== PROBLEM ==
Return every entry exactly.

___ STORED RECORDS

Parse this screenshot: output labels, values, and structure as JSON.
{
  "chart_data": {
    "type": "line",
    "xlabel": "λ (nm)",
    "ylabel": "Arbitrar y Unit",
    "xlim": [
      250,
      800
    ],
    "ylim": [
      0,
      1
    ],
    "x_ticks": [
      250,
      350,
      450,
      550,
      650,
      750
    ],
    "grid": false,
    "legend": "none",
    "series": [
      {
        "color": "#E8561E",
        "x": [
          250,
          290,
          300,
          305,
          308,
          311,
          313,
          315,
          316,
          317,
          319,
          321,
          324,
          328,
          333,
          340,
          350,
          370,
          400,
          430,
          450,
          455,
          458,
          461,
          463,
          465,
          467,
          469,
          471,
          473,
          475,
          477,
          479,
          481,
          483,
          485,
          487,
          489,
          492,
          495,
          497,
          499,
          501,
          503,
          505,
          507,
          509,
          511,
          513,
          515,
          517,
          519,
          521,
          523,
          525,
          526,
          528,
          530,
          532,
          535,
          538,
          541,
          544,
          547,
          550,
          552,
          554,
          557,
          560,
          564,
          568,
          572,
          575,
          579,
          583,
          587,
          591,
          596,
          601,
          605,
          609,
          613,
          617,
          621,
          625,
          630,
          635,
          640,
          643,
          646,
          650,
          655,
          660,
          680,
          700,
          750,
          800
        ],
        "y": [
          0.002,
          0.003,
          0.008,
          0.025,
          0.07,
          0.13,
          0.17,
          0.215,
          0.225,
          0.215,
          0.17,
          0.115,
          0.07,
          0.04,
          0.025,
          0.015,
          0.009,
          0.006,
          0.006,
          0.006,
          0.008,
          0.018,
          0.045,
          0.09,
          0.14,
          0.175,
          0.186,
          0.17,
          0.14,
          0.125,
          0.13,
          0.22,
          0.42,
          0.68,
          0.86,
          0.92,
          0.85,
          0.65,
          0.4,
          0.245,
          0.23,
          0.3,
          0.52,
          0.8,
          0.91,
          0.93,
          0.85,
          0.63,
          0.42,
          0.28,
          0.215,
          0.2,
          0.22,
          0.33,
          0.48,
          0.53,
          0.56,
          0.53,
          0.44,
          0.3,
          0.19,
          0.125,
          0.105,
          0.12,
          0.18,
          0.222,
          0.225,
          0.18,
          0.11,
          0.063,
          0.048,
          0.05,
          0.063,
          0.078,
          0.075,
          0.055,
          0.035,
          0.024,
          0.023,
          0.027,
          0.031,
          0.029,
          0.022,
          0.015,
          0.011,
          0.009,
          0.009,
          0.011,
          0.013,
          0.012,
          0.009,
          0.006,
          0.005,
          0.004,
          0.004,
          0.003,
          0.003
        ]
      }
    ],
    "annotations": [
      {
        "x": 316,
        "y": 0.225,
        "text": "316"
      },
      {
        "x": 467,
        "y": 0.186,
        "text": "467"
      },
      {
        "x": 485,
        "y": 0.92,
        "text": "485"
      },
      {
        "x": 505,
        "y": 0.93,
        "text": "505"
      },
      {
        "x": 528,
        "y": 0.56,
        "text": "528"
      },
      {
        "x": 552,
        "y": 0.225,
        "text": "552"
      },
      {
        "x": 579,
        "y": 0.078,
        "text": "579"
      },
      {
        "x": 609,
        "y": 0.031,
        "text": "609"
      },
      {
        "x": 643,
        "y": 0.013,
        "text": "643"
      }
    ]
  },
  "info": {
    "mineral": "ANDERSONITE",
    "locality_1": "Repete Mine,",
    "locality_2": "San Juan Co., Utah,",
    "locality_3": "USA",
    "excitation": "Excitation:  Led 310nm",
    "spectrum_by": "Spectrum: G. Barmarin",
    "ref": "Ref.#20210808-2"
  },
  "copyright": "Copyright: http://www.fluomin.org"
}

______

== WRITTEN ANSWER ==
Parse this screenshot: output labels, values, and structure as JSON.
{
  "chart_data": {
    "type": "line",
    "xlabel": "λ (nm)",
    "ylabel": "Arbitrar y Unit",
    "xlim": [
      250,
      800
    ],
    "ylim": [
      0,
      1
    ],
    "x_ticks": [
      250,
      350,
      450,
      550,
      650,
      750
    ],
    "grid": false,
    "legend": "none",
    "series": [
      {
        "color": "#E8561E",
        "x": [
          250,
          290,
          300,
          305,
          308,
          311,
          313,
          315,
          316,
          317,
          319,
          321,
          324,
          328,
          333,
          340,
          350,
          370,
          400,
          430,
          450,
          455,
          458,
          461,
          463,
          465,
          467,
          469,
          471,
          473,
          475,
          477,
          479,
          481,
          483,
          485,
          487,
          489,
          492,
          495,
          497,
          499,
          501,
          503,
          505,
          507,
          509,
          511,
          513,
          515,
          517,
          519,
          521,
          523,
          525,
          526,
          528,
          530,
          532,
          535,
          538,
          541,
          544,
          547,
          550,
          552,
          554,
          557,
          560,
          564,
          568,
          572,
          575,
          579,
          583,
          587,
          591,
          596,
          601,
          605,
          609,
          613,
          617,
          621,
          625,
          630,
          635,
          640,
          643,
          646,
          650,
          655,
          660,
          680,
          700,
          750,
          800
        ],
        "y": [
          0.002,
          0.003,
          0.008,
          0.025,
          0.07,
          0.13,
          0.17,
          0.215,
          0.225,
          0.215,
          0.17,
          0.115,
          0.07,
          0.04,
          0.025,
          0.015,
          0.009,
          0.006,
          0.006,
          0.006,
          0.008,
          0.018,
          0.045,
          0.09,
          0.14,
          0.175,
          0.186,
          0.17,
          0.14,
          0.125,
          0.13,
          0.22,
          0.42,
          0.68,
          0.86,
          0.92,
          0.85,
          0.65,
          0.4,
          0.245,
          0.23,
          0.3,
          0.52,
          0.8,
          0.91,
          0.93,
          0.85,
          0.63,
          0.42,
          0.28,
          0.215,
          0.2,
          0.22,
          0.33,
          0.48,
          0.53,
          0.56,
          0.53,
          0.44,
          0.3,
          0.19,
          0.125,
          0.105,
          0.12,
          0.18,
          0.222,
          0.225,
          0.18,
          0.11,
          0.063,
          0.048,
          0.05,
          0.063,
          0.078,
          0.075,
          0.055,
          0.035,
          0.024,
          0.023,
          0.027,
          0.031,
          0.029,
          0.022,
          0.015,
          0.011,
          0.009,
          0.009,
          0.011,
          0.013,
          0.012,
          0.009,
          0.006,
          0.005,
          0.004,
          0.004,
          0.003,
          0.003
        ]
      }
    ],
    "annotations": [
      {
        "x": 316,
        "y": 0.225,
        "text": "316"
      },
      {
        "x": 467,
        "y": 0.186,
        "text": "467"
      },
      {
        "x": 485,
        "y": 0.92,
        "text": "485"
      },
      {
        "x": 505,
        "y": 0.93,
        "text": "505"
      },
      {
        "x": 528,
        "y": 0.56,
        "text": "528"
      },
      {
        "x": 552,
        "y": 0.225,
        "text": "552"
      },
      {
        "x": 579,
        "y": 0.078,
        "text": "579"
      },
      {
        "x": 609,
        "y": 0.031,
        "text": "609"
      },
      {
        "x": 643,
        "y": 0.013,
        "text": "643"
      }
    ]
  },
  "info": {
    "mineral": "ANDERSONITE",
    "locality_1": "Repete Mine,",
    "locality_2": "San Juan Co., Utah,",
    "locality_3": "USA",
    "excitation": "Excitation:  Led 310nm",
    "spectrum_by": "Spectrum: G. Barmarin",
    "ref": "Ref.#20210808-2"
  },
  "copyright": "Copyright: http://www.fluomin.org"
}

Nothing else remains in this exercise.